What to do: Search the records for the word "keine" and copy every line in which it occurs.

Entries shown:
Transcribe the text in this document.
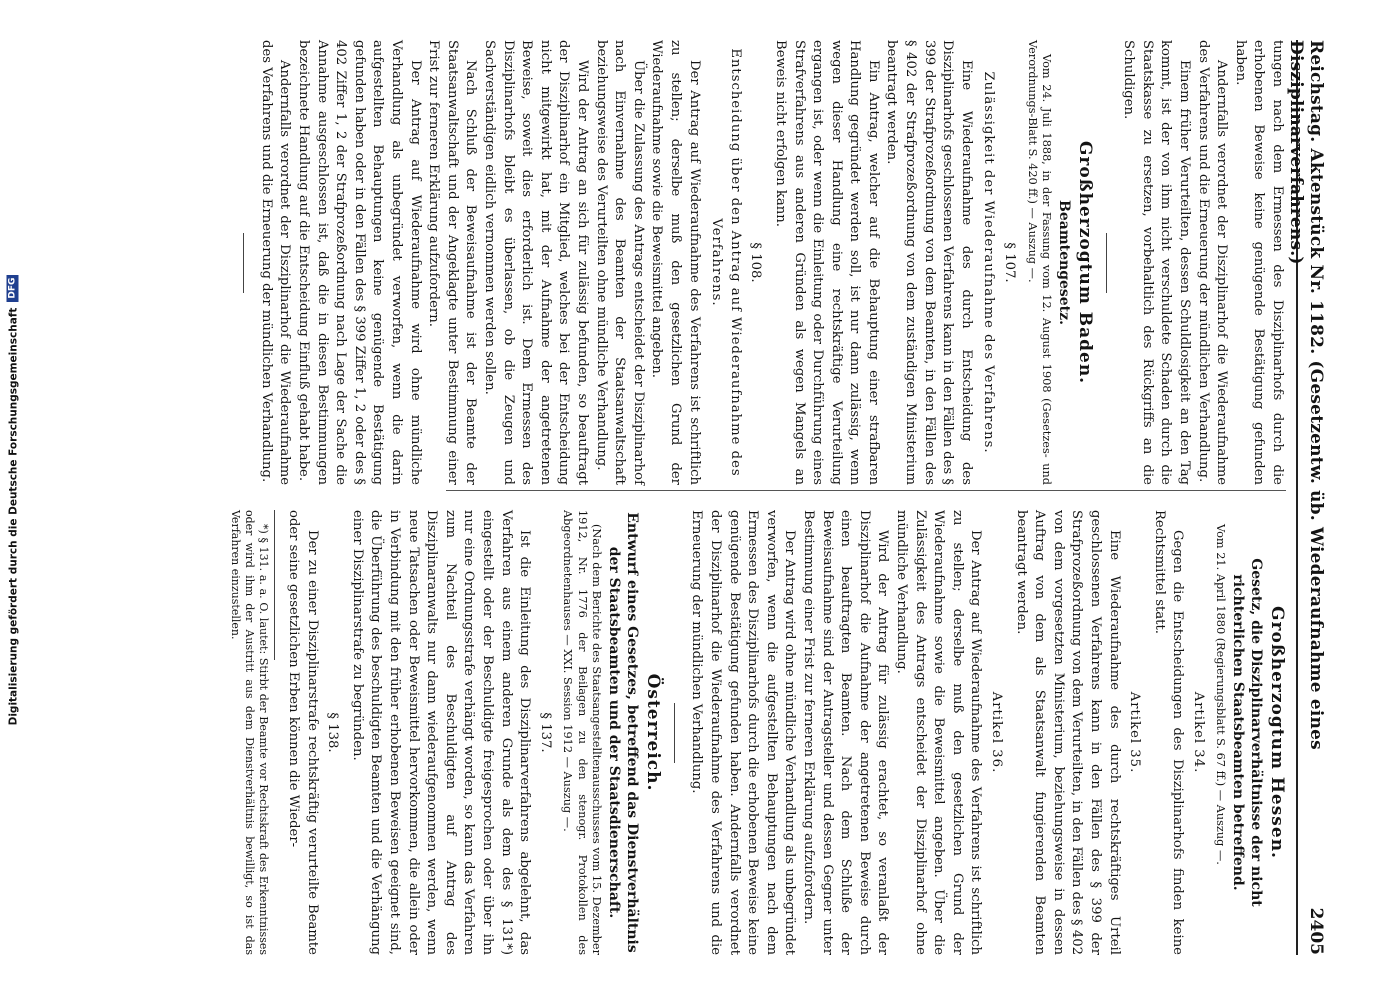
Digitalisierung gefördert durch die Deutsche ForschungsgemeinschaftDFG	Reichstag. Aktenstück Nr. 1182. (Gesetzentw. üb. Wiederaufnahme eines Disziplinarverfahrens.)
2405

tungen nach dem Ermessen des Disziplinarhofs durch die erhobenen Beweise keine genügende Bestätigung gefunden haben.

Andernfalls verordnet der Disziplinarhof die Wiederaufnahme des Verfahrens und die Erneuerung der mündlichen Verhandlung.

Einem früher Verurteilten, dessen Schuldlosigkeit an den Tag kommt, ist der von ihm nicht verschuldete Schaden durch die Staatskasse zu ersetzen, vorbehaltlich des Rückgriffs an die Schuldigen.

Großherzogtum Baden.
Beamtengesetz.

Vom 24. Juli 1888, in der Fassung vom 12. August 1908 (Gesetzes- und Verordnungs-Blatt S. 420 ff.) — Auszug —.

§ 107.
Zulässigkeit der Wiederaufnahme des Verfahrens.

Eine Wiederaufnahme des durch Entscheidung des Disziplinarhofs geschlossenen Verfahrens kann in den Fällen des § 399 der Strafprozeßordnung von dem Beamten, in den Fällen des § 402 der Strafprozeßordnung von dem zuständigen Ministerium beantragt werden.

Ein Antrag, welcher auf die Behauptung einer strafbaren Handlung gegründet werden soll, ist nur dann zulässig, wenn wegen dieser Handlung eine rechtskräftige Verurteilung ergangen ist, oder wenn die Einleitung oder Durchführung eines Strafverfahrens aus anderen Gründen als wegen Mangels an Beweis nicht erfolgen kann.

§ 108.
Entscheidung über den Antrag auf Wiederaufnahme des Verfahrens.

Der Antrag auf Wiederaufnahme des Verfahrens ist schriftlich zu stellen; derselbe muß den gesetzlichen Grund der Wiederaufnahme sowie die Beweismittel angeben.

Über die Zulassung des Antrags entscheidet der Disziplinarhof nach Einvernahme des Beamten der Staatsanwaltschaft beziehungsweise des Verurteilten ohne mündliche Verhandlung.

Wird der Antrag an sich für zulässig befunden, so beauftragt der Disziplinarhof ein Mitglied, welches bei der Entscheidung nicht mitgewirkt hat, mit der Aufnahme der angetretenen Beweise, soweit dies erforderlich ist. Dem Ermessen des Disziplinarhofs bleibt es überlassen, ob die Zeugen und Sachverständigen eidlich vernommen werden sollen.

Nach Schluß der Beweisaufnahme ist der Beamte der Staatsanwaltschaft und der Angeklagte unter Bestimmung einer Frist zur ferneren Erklärung aufzufordern.

Der Antrag auf Wiederaufnahme wird ohne mündliche Verhandlung als unbegründet verworfen, wenn die darin aufgestellten Behauptungen keine genügende Bestätigung gefunden haben oder in den Fällen des § 399 Ziffer 1, 2 oder des § 402 Ziffer 1, 2 der Strafprozeßordnung nach Lage der Sache die Annahme ausgeschlossen ist, daß die in diesen Bestimmungen bezeichnete Handlung auf die Entscheidung Einfluß gehabt habe.

Andernfalls verordnet der Disziplinarhof die Wiederaufnahme des Verfahrens und die Erneuerung der mündlichen Verhandlung.

Großherzogtum Hessen.
Gesetz, die Disziplinarverhältnisse der nicht richterlichen Staatsbeamten betreffend.

Vom 21. April 1880 (Regierungsblatt S. 67 ff.) — Auszug —.

Artikel 34.

Gegen die Entscheidungen des Disziplinarhofs finden keine Rechtsmittel statt.

Artikel 35.

Eine Wiederaufnahme des durch rechtskräftiges Urteil geschlossenen Verfahrens kann in den Fällen des § 399 der Strafprozeßordnung von dem Verurteilten, in den Fällen des § 402 von dem vorgesetzten Ministerium, beziehungsweise in dessen Auftrag von dem als Staatsanwalt fungierenden Beamten beantragt werden.

Artikel 36.

Der Antrag auf Wiederaufnahme des Verfahrens ist schriftlich zu stellen; derselbe muß den gesetzlichen Grund der Wiederaufnahme sowie die Beweismittel angeben. Über die Zulässigkeit des Antrags entscheidet der Disziplinarhof ohne mündliche Verhandlung.

Wird der Antrag für zulässig erachtet, so veranlaßt der Disziplinarhof die Aufnahme der angetretenen Beweise durch einen beauftragten Beamten. Nach dem Schluße der Beweisaufnahme sind der Antragsteller und dessen Gegner unter Bestimmung einer Frist zur ferneren Erklärung aufzufordern.

Der Antrag wird ohne mündliche Verhandlung als unbegründet verworfen, wenn die aufgestellten Behauptungen nach dem Ermessen des Disziplinarhofs durch die erhobenen Beweise keine genügende Bestätigung gefunden haben. Andernfalls verordnet der Disziplinarhof die Wiederaufnahme des Verfahrens und die Erneuerung der mündlichen Verhandlung.

Österreich.
Entwurf eines Gesetzes, betreffend das Dienstverhältnis der Staatsbeamten und der Staatsdienerschaft.

(Nach dem Berichte des Staatsangestelltenausschusses vom 15. Dezember 1912, Nr. 1776 der Beilagen zu den stenogr. Protokollen des Abgeordnetenhauses — XXI. Session 1912 — Auszug —.

§ 137.

Ist die Einleitung des Disziplinarverfahrens abgelehnt, das Verfahren aus einem anderen Grunde als dem des § 131*) eingestellt oder der Beschuldigte freigesprochen oder über ihn nur eine Ordnungsstrafe verhängt worden, so kann das Verfahren zum Nachteil des Beschuldigten auf Antrag des Disziplinaranwalts nur dann wiederaufgenommen werden, wenn neue Tatsachen oder Beweismittel hervorkommen, die allein oder in Verbindung mit den früher erhobenen Beweisen geeignet sind, die Überführung des beschuldigten Beamten und die Verhängung einer Disziplinarstrafe zu begründen.

§ 138.

Der zu einer Disziplinarstrafe rechtskräftig verurteilte Beamte oder seine gesetzlichen Erben können die Wieder-

*) § 131. a. a. O. lautet: Stirbt der Beamte vor Rechtskraft des Erkenntnisses oder wird ihm der Austritt aus dem Dienstverhältnis bewilligt, so ist das Verfahren einzustellen.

Solution to this problem:
tungen nach dem Ermessen des Disziplinarhofs durch die erhobenen Beweise keine genügende Bestätigung gefunden haben.
Der Antrag auf Wiederaufnahme wird ohne mündliche Verhandlung als unbegründet verworfen, wenn die darin aufgestellten Behauptungen keine genügende Bestätigung gefunden haben oder in den Fällen des § 399 Ziffer 1, 2 oder des § 402 Ziffer 1, 2 der Strafprozeßordnung nach Lage der Sache die Annahme ausgeschlossen ist, daß die in diesen Bestimmungen bezeichnete Handlung auf die Entscheidung Einfluß gehabt habe.
Gegen die Entscheidungen des Disziplinarhofs finden keine Rechtsmittel statt.
Der Antrag wird ohne mündliche Verhandlung als unbegründet verworfen, wenn die aufgestellten Behauptungen nach dem Ermessen des Disziplinarhofs durch die erhobenen Beweise keine genügende Bestätigung gefunden haben. Andernfalls verordnet der Disziplinarhof die Wiederaufnahme des Verfahrens und die Erneuerung der mündlichen Verhandlung.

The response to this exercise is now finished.